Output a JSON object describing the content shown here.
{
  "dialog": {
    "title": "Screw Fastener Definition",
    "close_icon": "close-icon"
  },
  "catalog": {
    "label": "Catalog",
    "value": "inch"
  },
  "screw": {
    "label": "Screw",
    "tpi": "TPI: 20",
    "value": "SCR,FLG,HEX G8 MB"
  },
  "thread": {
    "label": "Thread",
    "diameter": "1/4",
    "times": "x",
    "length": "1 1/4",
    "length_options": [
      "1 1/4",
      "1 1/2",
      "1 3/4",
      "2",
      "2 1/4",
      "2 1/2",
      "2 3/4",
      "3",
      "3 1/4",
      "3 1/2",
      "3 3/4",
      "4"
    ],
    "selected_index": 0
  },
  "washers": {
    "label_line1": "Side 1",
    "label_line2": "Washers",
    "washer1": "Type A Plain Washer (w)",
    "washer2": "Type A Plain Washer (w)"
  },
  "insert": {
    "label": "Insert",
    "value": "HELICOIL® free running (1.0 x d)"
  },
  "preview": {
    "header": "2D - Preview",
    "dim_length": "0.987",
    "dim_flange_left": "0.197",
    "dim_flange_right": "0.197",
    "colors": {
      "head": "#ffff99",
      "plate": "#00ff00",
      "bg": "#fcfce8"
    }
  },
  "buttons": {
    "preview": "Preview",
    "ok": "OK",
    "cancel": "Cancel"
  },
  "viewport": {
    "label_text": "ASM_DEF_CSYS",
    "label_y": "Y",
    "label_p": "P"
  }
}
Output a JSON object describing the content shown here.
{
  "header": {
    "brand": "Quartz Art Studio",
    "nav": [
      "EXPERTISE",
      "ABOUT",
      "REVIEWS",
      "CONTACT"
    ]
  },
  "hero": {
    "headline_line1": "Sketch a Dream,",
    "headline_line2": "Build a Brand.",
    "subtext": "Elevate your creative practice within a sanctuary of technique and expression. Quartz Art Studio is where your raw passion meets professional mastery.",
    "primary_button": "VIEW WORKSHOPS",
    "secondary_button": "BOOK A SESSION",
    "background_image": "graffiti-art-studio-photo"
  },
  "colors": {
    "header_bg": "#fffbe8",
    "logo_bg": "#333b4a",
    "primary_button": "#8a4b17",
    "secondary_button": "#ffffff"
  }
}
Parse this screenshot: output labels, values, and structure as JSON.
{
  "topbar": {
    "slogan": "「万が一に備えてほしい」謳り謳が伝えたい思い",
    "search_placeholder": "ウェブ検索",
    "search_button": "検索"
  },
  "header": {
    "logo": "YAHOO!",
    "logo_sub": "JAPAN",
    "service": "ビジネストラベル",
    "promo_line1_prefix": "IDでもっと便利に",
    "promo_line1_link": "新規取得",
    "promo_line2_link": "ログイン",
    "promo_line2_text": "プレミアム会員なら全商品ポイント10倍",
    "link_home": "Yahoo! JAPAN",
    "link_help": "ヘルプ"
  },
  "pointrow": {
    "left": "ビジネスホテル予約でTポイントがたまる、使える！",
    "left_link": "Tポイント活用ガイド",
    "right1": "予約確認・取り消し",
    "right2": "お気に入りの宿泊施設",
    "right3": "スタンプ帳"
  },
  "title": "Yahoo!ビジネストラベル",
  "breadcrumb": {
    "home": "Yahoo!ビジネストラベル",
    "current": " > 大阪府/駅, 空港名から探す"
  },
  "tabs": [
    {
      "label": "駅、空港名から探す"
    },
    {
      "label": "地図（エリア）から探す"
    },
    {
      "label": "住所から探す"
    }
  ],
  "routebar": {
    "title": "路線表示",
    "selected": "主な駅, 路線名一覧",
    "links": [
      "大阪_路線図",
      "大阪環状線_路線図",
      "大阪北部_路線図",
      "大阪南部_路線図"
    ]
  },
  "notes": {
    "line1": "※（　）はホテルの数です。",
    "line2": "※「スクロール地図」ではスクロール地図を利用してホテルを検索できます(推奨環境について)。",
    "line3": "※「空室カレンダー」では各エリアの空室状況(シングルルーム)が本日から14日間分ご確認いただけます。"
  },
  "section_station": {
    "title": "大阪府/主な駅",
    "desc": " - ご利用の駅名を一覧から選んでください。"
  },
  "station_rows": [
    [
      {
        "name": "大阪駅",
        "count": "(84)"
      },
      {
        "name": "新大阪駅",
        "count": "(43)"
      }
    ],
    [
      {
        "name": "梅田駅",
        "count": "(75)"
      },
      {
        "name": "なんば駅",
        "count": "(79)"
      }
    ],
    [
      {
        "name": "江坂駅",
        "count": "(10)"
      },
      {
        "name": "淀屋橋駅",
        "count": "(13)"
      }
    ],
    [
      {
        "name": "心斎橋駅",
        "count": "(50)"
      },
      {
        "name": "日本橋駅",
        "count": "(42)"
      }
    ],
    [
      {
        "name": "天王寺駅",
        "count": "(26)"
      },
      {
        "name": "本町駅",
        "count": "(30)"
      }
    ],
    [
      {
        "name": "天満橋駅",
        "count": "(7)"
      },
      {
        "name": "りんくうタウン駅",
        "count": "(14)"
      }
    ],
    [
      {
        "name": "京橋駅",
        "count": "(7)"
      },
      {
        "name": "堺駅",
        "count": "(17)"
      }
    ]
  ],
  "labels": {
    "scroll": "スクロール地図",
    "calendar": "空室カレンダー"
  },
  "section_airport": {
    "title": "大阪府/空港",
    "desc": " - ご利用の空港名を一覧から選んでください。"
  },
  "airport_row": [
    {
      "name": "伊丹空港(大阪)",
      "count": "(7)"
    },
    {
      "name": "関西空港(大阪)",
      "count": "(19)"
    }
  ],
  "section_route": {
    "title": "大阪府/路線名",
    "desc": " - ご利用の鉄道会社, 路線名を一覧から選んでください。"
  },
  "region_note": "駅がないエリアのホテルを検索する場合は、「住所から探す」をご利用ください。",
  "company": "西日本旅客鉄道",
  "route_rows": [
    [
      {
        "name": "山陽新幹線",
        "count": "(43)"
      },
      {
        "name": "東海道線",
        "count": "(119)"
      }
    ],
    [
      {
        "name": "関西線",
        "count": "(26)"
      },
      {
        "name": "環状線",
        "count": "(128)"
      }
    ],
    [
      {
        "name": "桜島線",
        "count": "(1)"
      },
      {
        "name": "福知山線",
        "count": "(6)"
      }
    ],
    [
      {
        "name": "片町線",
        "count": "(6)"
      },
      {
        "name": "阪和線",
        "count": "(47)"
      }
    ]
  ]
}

◇ ◇ ◇ ◇ ◇ ◇ ◇

- [WHAT IS BEING ASKED]: Return the listing above in its exact form.

- [FULL OUTPUT]:
Output a JSON object describing the content shown here.
{
  "dialog": {
    "title": "Screw Fastener Definition",
    "close_icon": "close-icon"
  },
  "catalog": {
    "label": "Catalog",
    "value": "inch"
  },
  "screw": {
    "label": "Screw",
    "tpi": "TPI: 20",
    "value": "SCR,FLG,HEX G8 MB"
  },
  "thread": {
    "label": "Thread",
    "diameter": "1/4",
    "times": "x",
    "length": "1 1/4",
    "length_options": [
      "1 1/4",
      "1 1/2",
      "1 3/4",
      "2",
      "2 1/4",
      "2 1/2",
      "2 3/4",
      "3",
      "3 1/4",
      "3 1/2",
      "3 3/4",
      "4"
    ],
    "selected_index": 0
  },
  "washers": {
    "label_line1": "Side 1",
    "label_line2": "Washers",
    "washer1": "Type A Plain Washer (w)",
    "washer2": "Type A Plain Washer (w)"
  },
  "insert": {
    "label": "Insert",
    "value": "HELICOIL® free running (1.0 x d)"
  },
  "preview": {
    "header": "2D - Preview",
    "dim_length": "0.987",
    "dim_flange_left": "0.197",
    "dim_flange_right": "0.197",
    "colors": {
      "head": "#ffff99",
      "plate": "#00ff00",
      "bg": "#fcfce8"
    }
  },
  "buttons": {
    "preview": "Preview",
    "ok": "OK",
    "cancel": "Cancel"
  },
  "viewport": {
    "label_text": "ASM_DEF_CSYS",
    "label_y": "Y",
    "label_p": "P"
  }
}
Output a JSON object describing the content shown here.
{
  "header": {
    "brand": "Quartz Art Studio",
    "nav": [
      "EXPERTISE",
      "ABOUT",
      "REVIEWS",
      "CONTACT"
    ]
  },
  "hero": {
    "headline_line1": "Sketch a Dream,",
    "headline_line2": "Build a Brand.",
    "subtext": "Elevate your creative practice within a sanctuary of technique and expression. Quartz Art Studio is where your raw passion meets professional mastery.",
    "primary_button": "VIEW WORKSHOPS",
    "secondary_button": "BOOK A SESSION",
    "background_image": "graffiti-art-studio-photo"
  },
  "colors": {
    "header_bg": "#fffbe8",
    "logo_bg": "#333b4a",
    "primary_button": "#8a4b17",
    "secondary_button": "#ffffff"
  }
}
Parse this screenshot: output labels, values, and structure as JSON.
{
  "topbar": {
    "slogan": "「万が一に備えてほしい」謳り謳が伝えたい思い",
    "search_placeholder": "ウェブ検索",
    "search_button": "検索"
  },
  "header": {
    "logo": "YAHOO!",
    "logo_sub": "JAPAN",
    "service": "ビジネストラベル",
    "promo_line1_prefix": "IDでもっと便利に",
    "promo_line1_link": "新規取得",
    "promo_line2_link": "ログイン",
    "promo_line2_text": "プレミアム会員なら全商品ポイント10倍",
    "link_home": "Yahoo! JAPAN",
    "link_help": "ヘルプ"
  },
  "pointrow": {
    "left": "ビジネスホテル予約でTポイントがたまる、使える！",
    "left_link": "Tポイント活用ガイド",
    "right1": "予約確認・取り消し",
    "right2": "お気に入りの宿泊施設",
    "right3": "スタンプ帳"
  },
  "title": "Yahoo!ビジネストラベル",
  "breadcrumb": {
    "home": "Yahoo!ビジネストラベル",
    "current": " > 大阪府/駅, 空港名から探す"
  },
  "tabs": [
    {
      "label": "駅、空港名から探す"
    },
    {
      "label": "地図（エリア）から探す"
    },
    {
      "label": "住所から探す"
    }
  ],
  "routebar": {
    "title": "路線表示",
    "selected": "主な駅, 路線名一覧",
    "links": [
      "大阪_路線図",
      "大阪環状線_路線図",
      "大阪北部_路線図",
      "大阪南部_路線図"
    ]
  },
  "notes": {
    "line1": "※（　）はホテルの数です。",
    "line2": "※「スクロール地図」ではスクロール地図を利用してホテルを検索できます(推奨環境について)。",
    "line3": "※「空室カレンダー」では各エリアの空室状況(シングルルーム)が本日から14日間分ご確認いただけます。"
  },
  "section_station": {
    "title": "大阪府/主な駅",
    "desc": " - ご利用の駅名を一覧から選んでください。"
  },
  "station_rows": [
    [
      {
        "name": "大阪駅",
        "count": "(84)"
      },
      {
        "name": "新大阪駅",
        "count": "(43)"
      }
    ],
    [
      {
        "name": "梅田駅",
        "count": "(75)"
      },
      {
        "name": "なんば駅",
        "count": "(79)"
      }
    ],
    [
      {
        "name": "江坂駅",
        "count": "(10)"
      },
      {
        "name": "淀屋橋駅",
        "count": "(13)"
      }
    ],
    [
      {
        "name": "心斎橋駅",
        "count": "(50)"
      },
      {
        "name": "日本橋駅",
        "count": "(42)"
      }
    ],
    [
      {
        "name": "天王寺駅",
        "count": "(26)"
      },
      {
        "name": "本町駅",
        "count": "(30)"
      }
    ],
    [
      {
        "name": "天満橋駅",
        "count": "(7)"
      },
      {
        "name": "りんくうタウン駅",
        "count": "(14)"
      }
    ],
    [
      {
        "name": "京橋駅",
        "count": "(7)"
      },
      {
        "name": "堺駅",
        "count": "(17)"
      }
    ]
  ],
  "labels": {
    "scroll": "スクロール地図",
    "calendar": "空室カレンダー"
  },
  "section_airport": {
    "title": "大阪府/空港",
    "desc": " - ご利用の空港名を一覧から選んでください。"
  },
  "airport_row": [
    {
      "name": "伊丹空港(大阪)",
      "count": "(7)"
    },
    {
      "name": "関西空港(大阪)",
      "count": "(19)"
    }
  ],
  "section_route": {
    "title": "大阪府/路線名",
    "desc": " - ご利用の鉄道会社, 路線名を一覧から選んでください。"
  },
  "region_note": "駅がないエリアのホテルを検索する場合は、「住所から探す」をご利用ください。",
  "company": "西日本旅客鉄道",
  "route_rows": [
    [
      {
        "name": "山陽新幹線",
        "count": "(43)"
      },
      {
        "name": "東海道線",
        "count": "(119)"
      }
    ],
    [
      {
        "name": "関西線",
        "count": "(26)"
      },
      {
        "name": "環状線",
        "count": "(128)"
      }
    ],
    [
      {
        "name": "桜島線",
        "count": "(1)"
      },
      {
        "name": "福知山線",
        "count": "(6)"
      }
    ],
    [
      {
        "name": "片町線",
        "count": "(6)"
      },
      {
        "name": "阪和線",
        "count": "(47)"
      }
    ]
  ]
}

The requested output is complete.